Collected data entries
* START *
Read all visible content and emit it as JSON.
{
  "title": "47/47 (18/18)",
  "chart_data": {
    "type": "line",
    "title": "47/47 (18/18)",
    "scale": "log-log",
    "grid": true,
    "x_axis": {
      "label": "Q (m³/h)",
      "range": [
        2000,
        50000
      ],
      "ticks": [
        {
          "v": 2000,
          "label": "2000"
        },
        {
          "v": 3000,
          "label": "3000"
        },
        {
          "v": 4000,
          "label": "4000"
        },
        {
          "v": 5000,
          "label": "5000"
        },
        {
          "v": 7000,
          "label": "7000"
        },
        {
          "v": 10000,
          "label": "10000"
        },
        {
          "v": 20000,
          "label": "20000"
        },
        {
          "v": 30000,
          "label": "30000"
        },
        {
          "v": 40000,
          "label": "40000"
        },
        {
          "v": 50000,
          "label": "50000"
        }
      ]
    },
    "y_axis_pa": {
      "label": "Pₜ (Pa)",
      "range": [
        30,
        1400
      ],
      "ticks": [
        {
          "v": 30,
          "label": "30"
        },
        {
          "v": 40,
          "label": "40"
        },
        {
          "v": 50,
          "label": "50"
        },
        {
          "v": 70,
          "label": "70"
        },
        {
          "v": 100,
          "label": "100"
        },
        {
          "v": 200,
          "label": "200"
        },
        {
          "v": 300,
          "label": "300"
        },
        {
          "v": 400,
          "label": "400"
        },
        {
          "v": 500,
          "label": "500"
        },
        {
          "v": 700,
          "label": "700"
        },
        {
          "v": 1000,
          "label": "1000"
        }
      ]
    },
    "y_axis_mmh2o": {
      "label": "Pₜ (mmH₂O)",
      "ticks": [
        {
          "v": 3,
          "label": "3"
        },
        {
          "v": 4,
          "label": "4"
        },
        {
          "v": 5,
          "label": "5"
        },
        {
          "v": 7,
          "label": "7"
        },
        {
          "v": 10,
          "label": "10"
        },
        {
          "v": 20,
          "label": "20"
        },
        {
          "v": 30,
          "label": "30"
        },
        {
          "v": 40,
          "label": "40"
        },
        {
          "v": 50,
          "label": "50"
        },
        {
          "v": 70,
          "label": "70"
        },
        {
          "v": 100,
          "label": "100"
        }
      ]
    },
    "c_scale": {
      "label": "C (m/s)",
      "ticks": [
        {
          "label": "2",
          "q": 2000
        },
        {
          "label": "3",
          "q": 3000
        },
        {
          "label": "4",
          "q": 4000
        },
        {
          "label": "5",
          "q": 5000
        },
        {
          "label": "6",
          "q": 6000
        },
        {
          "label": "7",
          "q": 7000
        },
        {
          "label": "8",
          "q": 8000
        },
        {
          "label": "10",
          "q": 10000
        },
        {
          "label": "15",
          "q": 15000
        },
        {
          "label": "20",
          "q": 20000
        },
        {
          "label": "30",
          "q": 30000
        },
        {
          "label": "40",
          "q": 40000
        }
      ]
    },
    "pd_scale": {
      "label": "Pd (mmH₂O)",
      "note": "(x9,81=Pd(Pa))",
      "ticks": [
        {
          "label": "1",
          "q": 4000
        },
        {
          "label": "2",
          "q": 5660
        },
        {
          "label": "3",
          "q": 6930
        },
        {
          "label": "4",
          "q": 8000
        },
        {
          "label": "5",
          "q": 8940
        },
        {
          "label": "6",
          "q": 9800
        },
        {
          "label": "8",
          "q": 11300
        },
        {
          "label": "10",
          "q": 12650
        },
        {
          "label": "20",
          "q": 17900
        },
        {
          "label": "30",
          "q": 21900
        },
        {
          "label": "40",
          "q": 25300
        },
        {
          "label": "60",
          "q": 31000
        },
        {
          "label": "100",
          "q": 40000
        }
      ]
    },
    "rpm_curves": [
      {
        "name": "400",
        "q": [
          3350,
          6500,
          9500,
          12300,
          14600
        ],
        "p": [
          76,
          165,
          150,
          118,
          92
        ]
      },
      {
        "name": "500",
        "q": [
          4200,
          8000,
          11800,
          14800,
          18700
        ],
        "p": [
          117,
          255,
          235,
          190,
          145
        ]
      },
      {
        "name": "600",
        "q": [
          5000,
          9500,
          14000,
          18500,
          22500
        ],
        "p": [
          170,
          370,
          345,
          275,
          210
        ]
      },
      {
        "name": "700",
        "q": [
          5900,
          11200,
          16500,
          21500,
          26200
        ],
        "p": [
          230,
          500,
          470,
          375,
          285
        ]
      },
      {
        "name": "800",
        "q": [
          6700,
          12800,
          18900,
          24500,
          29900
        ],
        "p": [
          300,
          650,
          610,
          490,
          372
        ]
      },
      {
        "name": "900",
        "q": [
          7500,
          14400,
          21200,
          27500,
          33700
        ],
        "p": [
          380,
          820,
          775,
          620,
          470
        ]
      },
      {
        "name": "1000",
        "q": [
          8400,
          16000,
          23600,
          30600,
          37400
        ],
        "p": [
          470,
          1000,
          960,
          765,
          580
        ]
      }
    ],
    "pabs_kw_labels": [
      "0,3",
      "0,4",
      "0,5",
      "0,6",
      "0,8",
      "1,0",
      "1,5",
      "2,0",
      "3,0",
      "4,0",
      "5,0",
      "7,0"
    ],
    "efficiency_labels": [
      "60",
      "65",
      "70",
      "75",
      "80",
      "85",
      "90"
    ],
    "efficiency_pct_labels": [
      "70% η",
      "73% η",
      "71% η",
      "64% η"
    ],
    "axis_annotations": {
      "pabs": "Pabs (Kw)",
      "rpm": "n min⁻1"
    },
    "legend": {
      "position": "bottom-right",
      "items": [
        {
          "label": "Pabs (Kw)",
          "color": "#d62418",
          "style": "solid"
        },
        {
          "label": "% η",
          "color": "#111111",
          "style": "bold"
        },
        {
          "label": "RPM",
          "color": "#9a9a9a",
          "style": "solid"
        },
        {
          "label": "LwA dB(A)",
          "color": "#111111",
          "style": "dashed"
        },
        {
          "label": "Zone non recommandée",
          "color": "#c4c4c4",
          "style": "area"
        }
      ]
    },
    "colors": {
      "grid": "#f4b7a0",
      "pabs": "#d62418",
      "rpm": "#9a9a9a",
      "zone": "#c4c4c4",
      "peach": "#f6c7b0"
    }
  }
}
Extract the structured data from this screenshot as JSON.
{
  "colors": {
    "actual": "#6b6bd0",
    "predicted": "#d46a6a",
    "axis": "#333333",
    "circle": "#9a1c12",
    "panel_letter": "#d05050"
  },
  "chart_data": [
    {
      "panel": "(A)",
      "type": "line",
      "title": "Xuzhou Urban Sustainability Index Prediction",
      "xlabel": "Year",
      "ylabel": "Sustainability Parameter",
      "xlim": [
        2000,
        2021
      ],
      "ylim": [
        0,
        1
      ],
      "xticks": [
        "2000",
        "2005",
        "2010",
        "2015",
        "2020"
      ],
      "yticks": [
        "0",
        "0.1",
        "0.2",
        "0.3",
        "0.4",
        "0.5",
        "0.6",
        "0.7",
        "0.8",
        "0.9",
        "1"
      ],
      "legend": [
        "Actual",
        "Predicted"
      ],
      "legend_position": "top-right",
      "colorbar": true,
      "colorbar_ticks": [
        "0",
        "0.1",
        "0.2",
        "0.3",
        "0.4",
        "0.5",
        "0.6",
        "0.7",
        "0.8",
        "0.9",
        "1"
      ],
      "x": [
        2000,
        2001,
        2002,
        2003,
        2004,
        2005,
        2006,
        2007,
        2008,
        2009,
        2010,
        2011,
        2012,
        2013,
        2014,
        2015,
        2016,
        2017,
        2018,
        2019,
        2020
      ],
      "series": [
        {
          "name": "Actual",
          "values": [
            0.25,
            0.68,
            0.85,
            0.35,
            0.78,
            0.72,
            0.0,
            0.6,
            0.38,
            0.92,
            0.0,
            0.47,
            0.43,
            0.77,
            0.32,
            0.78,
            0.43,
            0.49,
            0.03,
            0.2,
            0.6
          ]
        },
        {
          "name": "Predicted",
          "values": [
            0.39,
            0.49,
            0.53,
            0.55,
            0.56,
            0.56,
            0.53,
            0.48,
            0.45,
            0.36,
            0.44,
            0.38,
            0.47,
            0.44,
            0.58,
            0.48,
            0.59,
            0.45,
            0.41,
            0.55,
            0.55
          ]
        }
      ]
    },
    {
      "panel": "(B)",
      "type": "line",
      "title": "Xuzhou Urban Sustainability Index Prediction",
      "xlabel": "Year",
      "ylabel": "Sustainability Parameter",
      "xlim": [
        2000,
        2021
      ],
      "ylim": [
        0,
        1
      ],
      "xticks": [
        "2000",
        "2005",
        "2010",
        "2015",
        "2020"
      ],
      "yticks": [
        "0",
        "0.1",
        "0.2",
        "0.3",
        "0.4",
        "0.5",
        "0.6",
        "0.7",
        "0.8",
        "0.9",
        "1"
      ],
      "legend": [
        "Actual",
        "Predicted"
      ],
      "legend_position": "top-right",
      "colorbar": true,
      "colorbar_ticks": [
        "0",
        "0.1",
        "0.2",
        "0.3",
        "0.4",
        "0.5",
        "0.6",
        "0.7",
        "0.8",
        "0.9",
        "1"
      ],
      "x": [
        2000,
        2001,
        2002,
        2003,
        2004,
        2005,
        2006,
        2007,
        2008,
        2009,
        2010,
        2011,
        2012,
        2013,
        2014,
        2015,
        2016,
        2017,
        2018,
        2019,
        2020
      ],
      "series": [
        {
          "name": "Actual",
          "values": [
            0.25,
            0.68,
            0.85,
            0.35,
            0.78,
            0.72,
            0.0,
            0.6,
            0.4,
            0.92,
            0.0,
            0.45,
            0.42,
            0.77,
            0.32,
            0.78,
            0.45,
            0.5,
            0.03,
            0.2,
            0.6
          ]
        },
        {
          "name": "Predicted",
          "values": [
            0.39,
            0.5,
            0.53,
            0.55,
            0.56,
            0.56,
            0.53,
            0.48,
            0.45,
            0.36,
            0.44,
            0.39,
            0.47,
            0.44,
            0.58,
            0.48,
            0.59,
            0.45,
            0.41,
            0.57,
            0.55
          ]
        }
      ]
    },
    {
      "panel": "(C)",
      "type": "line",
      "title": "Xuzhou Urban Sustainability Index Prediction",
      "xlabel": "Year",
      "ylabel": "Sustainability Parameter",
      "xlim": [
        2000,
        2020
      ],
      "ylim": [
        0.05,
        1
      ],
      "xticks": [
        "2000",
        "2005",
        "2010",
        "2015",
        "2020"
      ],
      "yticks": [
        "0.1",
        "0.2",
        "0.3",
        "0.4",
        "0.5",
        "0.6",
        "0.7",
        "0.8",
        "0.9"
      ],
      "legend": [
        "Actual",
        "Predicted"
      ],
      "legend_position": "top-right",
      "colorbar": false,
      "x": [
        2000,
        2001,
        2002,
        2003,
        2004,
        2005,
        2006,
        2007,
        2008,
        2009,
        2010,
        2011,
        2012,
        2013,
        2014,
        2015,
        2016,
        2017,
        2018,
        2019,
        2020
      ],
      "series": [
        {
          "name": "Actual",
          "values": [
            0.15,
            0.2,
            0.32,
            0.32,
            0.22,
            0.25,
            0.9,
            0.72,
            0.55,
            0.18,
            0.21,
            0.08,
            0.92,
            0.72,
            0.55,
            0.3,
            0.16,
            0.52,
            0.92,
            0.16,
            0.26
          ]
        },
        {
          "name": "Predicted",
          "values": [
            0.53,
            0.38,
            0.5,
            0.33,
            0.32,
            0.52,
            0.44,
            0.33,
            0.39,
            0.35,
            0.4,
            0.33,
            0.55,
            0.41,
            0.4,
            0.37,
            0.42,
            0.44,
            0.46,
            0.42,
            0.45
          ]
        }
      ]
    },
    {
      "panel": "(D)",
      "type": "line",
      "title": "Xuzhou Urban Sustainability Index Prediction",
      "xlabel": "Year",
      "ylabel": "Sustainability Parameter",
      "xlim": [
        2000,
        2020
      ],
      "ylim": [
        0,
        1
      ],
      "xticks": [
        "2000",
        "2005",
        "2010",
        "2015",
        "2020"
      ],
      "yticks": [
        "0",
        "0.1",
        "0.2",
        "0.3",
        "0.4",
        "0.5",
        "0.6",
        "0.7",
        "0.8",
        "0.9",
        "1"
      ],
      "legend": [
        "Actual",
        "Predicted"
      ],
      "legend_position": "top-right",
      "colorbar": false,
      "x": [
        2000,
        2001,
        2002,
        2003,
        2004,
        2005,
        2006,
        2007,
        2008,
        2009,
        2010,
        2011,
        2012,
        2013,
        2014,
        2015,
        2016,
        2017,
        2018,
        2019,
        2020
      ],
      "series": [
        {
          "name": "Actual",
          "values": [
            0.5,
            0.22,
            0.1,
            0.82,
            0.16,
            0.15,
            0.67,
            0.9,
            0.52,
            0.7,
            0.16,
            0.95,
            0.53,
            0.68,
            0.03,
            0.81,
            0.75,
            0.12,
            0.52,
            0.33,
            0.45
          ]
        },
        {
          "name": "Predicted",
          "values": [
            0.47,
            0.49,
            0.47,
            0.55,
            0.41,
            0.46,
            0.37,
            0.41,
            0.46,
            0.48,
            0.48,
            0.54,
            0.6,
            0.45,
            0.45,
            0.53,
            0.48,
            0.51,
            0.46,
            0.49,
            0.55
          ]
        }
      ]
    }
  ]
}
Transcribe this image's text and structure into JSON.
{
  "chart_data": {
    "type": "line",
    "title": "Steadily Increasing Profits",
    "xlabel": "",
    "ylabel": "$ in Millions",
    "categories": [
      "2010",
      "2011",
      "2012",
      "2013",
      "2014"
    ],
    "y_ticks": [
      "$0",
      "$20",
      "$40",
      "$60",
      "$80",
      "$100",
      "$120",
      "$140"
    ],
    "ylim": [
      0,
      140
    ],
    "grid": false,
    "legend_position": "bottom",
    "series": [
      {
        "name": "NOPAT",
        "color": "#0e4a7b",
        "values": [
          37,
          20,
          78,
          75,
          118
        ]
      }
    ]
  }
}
* END *
● **Exercise directions**
Copy out every line from the one containing "Transcribe this image's" to the end of the material, both ends included.

● **Problem solution**
Transcribe this image's text and structure into JSON.
{
  "chart_data": {
    "type": "line",
    "title": "Steadily Increasing Profits",
    "xlabel": "",
    "ylabel": "$ in Millions",
    "categories": [
      "2010",
      "2011",
      "2012",
      "2013",
      "2014"
    ],
    "y_ticks": [
      "$0",
      "$20",
      "$40",
      "$60",
      "$80",
      "$100",
      "$120",
      "$140"
    ],
    "ylim": [
      0,
      140
    ],
    "grid": false,
    "legend_position": "bottom",
    "series": [
      {
        "name": "NOPAT",
        "color": "#0e4a7b",
        "values": [
          37,
          20,
          78,
          75,
          118
        ]
      }
    ]
  }
}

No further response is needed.